▶ WRITTEN INSTRUCTION A
List every planned use for WebObjects that the post about WebObjects names in its paragraph on where the writer wants to put the tool to good use.

▶ SELECTED TEXT

* * * * * * *

The presenter turned a typical Microsoft Access database into an interactive, queryable Web page in -- literally! -- minutes. I saw it done. Sure, tweaking it and customizing would take time, lots of time, but the first step -- making a web form ask a question directly to the database and get an appropriate answer -- was the one I've so far been putting off.
With, say, Access' convoluted way of getting you there with Active Server Pages or custom-written CGIs, that step could have taken me days of guessing and debugging which I don't have to spare. Even with Frontier, I could easily expect to spend several hours getting that far off the ground. If this tool can save me that much time with one feature alone, think of the extra-cool features I could add with the remaining extra time! Or, think of the vacation days I could take! Hmmmm.
Three Cheers for Educational Pricing
Being at a university, we'll be getting a ridiculously low price on WebObjects, too. Why, I could cheaply develop extremely valuable skills and maybe then get a job somewhere else for an enormous salary...nah.The nice thing is, WebObjects exists now (and has for a while, actually - just not at an affordable price). It's not coming in the fall, or in early 1999, or whenever. I can get it now.
The ironic thing is, right now it only runs on Windows NT (which I do have on one of my desktops). Hey, if that's what I've gotta use to get to this, I'll do it.
I already know several places I want to put it to good use... the Job Postings area for the Weston Career Resources Center needs to be queryable, as does the Alumni Sharing Knowledge database. Moving our rooms-scheduling and calendar functions to the Web is a big priority; this looks to me like the best tool for it. Handling online applications for our PhD program and Executive MBA programs seems like a good feature to add with this. And on and on...
I'll be getting it sometime in March. I'm salivating already.
P.S.
This does not mean I have no further use for Frontier; WebObjects will just be my tool of choice for database-driven content. For static batches of pages (which there will still be a huge number of) I still believe Frontier is my best bet.

* * * * * * *

Source data
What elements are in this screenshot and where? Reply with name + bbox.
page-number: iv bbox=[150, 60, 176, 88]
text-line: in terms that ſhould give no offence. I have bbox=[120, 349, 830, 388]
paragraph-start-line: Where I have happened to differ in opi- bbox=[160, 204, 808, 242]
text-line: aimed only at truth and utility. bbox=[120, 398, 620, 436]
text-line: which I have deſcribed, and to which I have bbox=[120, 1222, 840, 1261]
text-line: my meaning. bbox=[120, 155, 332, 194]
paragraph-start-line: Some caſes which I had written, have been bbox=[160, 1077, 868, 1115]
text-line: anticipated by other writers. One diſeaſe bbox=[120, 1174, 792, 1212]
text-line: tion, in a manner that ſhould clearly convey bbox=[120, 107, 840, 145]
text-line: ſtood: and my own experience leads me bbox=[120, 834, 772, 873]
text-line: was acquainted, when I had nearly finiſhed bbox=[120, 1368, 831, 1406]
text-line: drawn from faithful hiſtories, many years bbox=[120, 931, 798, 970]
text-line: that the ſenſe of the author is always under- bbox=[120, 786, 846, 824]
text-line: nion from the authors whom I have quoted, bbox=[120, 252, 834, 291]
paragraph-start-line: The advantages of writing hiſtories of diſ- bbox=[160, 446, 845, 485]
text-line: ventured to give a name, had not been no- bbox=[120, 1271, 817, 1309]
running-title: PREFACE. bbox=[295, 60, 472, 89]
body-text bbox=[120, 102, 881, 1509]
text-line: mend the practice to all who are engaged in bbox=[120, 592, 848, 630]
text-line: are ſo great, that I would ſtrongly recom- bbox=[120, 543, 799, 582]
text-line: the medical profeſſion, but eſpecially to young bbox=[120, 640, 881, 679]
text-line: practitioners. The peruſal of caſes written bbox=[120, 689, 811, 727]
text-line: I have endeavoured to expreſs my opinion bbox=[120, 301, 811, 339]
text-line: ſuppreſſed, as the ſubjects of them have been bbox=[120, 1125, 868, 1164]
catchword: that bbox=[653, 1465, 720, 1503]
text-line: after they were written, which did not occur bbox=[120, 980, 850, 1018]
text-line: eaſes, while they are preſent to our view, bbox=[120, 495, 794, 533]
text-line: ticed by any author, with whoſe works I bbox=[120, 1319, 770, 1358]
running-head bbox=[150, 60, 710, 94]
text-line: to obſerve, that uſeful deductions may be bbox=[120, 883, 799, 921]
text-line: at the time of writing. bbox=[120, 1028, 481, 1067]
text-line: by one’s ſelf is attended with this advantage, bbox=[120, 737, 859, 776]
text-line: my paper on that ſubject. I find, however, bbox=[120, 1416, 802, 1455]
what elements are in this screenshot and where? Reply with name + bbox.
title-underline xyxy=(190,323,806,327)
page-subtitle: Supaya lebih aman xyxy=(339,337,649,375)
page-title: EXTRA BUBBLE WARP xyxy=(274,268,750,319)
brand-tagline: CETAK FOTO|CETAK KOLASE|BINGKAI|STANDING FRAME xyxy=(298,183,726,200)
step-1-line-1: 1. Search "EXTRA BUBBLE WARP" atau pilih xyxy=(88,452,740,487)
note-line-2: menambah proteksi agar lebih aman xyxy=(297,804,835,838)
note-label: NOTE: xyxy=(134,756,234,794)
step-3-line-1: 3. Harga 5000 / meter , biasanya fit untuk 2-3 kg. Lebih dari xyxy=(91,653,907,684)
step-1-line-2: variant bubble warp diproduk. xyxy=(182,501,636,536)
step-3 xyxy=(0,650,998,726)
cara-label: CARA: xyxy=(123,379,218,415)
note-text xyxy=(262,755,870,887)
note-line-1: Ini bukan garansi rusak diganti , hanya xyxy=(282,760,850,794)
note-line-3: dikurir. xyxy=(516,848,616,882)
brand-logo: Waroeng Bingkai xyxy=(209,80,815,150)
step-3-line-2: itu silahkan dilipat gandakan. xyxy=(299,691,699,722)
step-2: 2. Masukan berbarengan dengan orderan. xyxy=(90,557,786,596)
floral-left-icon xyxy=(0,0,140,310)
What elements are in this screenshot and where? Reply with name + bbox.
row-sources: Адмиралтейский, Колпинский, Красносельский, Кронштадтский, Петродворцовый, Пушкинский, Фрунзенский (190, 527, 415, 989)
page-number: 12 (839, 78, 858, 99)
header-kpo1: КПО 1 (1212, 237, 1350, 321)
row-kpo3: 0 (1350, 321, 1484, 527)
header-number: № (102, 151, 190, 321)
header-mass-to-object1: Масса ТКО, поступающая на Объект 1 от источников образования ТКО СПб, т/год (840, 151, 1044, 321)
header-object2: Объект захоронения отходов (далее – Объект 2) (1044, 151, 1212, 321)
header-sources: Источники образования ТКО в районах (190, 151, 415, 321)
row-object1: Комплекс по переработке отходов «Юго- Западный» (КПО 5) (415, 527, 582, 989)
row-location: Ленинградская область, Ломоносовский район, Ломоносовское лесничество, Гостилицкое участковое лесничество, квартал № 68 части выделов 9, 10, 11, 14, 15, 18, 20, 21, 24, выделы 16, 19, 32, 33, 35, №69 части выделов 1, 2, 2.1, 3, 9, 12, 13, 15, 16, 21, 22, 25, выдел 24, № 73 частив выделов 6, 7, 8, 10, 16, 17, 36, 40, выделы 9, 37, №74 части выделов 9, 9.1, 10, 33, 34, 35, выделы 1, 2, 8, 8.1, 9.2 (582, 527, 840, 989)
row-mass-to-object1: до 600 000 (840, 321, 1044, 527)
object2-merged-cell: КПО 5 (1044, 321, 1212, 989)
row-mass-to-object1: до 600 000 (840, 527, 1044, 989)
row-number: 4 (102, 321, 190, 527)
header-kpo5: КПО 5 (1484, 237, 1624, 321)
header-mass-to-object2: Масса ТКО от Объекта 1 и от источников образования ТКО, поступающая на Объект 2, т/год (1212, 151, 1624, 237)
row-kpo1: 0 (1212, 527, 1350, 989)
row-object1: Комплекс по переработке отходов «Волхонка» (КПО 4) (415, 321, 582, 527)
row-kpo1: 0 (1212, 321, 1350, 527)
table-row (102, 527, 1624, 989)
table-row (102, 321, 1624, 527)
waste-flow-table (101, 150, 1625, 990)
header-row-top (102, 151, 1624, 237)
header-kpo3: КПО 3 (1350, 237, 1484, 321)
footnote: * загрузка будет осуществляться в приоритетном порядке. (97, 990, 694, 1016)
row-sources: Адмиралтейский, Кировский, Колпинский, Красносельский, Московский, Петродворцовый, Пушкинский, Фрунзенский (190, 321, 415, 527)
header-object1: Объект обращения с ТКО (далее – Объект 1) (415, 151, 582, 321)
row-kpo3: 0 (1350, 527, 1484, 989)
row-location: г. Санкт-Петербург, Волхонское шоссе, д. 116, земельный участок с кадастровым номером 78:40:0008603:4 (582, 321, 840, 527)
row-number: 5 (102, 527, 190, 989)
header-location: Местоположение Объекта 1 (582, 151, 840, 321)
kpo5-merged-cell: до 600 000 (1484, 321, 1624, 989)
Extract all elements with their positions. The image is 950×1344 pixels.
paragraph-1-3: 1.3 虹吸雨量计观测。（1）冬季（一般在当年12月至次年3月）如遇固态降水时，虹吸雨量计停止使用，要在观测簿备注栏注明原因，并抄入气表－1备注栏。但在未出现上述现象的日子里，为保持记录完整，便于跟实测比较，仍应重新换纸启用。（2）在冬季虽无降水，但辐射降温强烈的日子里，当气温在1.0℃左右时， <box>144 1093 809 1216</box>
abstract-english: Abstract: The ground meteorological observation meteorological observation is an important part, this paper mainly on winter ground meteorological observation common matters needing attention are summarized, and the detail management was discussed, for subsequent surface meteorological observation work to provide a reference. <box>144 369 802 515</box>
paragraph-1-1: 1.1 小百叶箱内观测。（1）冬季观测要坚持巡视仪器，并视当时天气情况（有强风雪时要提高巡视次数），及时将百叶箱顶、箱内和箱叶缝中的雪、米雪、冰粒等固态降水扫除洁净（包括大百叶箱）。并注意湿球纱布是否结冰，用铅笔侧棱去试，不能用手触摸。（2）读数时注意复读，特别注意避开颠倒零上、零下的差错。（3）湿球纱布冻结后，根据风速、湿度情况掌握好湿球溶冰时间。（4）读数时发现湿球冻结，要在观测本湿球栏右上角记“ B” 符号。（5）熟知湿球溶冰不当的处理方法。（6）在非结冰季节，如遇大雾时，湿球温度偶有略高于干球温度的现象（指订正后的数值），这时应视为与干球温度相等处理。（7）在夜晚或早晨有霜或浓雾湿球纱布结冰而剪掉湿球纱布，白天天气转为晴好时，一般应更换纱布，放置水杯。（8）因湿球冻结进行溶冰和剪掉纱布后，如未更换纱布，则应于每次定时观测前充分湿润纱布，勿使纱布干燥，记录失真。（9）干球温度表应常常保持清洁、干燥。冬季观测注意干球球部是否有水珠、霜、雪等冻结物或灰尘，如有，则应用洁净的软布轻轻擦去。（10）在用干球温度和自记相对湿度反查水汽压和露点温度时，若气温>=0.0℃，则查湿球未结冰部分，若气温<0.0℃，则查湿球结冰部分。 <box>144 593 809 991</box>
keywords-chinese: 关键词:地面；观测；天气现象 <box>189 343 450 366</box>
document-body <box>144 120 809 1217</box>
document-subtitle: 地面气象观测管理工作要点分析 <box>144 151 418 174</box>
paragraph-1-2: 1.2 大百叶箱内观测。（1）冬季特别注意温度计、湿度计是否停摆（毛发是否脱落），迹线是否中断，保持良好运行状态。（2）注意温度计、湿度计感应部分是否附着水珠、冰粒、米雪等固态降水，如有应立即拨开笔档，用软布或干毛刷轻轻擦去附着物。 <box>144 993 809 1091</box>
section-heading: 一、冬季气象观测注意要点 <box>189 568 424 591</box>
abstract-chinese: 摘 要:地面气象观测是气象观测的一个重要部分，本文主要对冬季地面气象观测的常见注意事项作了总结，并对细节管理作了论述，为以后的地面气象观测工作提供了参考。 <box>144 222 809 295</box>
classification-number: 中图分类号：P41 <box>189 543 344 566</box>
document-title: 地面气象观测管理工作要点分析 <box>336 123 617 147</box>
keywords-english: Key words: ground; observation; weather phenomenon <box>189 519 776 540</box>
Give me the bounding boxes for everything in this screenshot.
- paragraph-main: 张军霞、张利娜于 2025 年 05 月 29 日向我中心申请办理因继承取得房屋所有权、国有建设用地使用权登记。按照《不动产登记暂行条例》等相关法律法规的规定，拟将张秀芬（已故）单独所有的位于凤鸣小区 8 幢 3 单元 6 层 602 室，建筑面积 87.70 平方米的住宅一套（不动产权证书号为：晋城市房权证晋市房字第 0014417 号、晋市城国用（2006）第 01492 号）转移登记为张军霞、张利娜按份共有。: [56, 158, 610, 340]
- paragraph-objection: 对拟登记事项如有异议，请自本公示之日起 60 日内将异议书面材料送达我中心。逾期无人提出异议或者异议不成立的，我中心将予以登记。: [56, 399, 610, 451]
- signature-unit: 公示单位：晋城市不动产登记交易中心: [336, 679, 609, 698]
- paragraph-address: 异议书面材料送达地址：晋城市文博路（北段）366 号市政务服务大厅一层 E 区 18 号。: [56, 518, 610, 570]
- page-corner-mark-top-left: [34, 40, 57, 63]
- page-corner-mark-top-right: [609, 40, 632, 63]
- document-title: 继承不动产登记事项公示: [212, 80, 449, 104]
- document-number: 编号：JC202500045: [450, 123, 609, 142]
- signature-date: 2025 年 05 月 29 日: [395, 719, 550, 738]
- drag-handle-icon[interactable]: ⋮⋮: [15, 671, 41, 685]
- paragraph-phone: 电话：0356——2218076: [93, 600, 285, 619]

* * * * * * *

▶ WRITTEN INSTRUCTION B
Copy the listing verbatim, everything from its first line down to the line containing "paragraph-start-line: Where I", with both of those lines included.

▶ CORRECT RESULT A
- The Job Postings area for the Weston Career Resources Center
- The Alumni Sharing Knowledge database
- Moving rooms-scheduling and calendar functions to the Web
- Handling online applications for the PhD program and Executive MBA programs

▶ CORRECT RESULT B
What elements are in this screenshot and where? Reply with name + bbox.
page-number: iv bbox=[150, 60, 176, 88]
text-line: in terms that ſhould give no offence. I have bbox=[120, 349, 830, 388]
paragraph-start-line: Where I have happened to differ in opi- bbox=[160, 204, 808, 242]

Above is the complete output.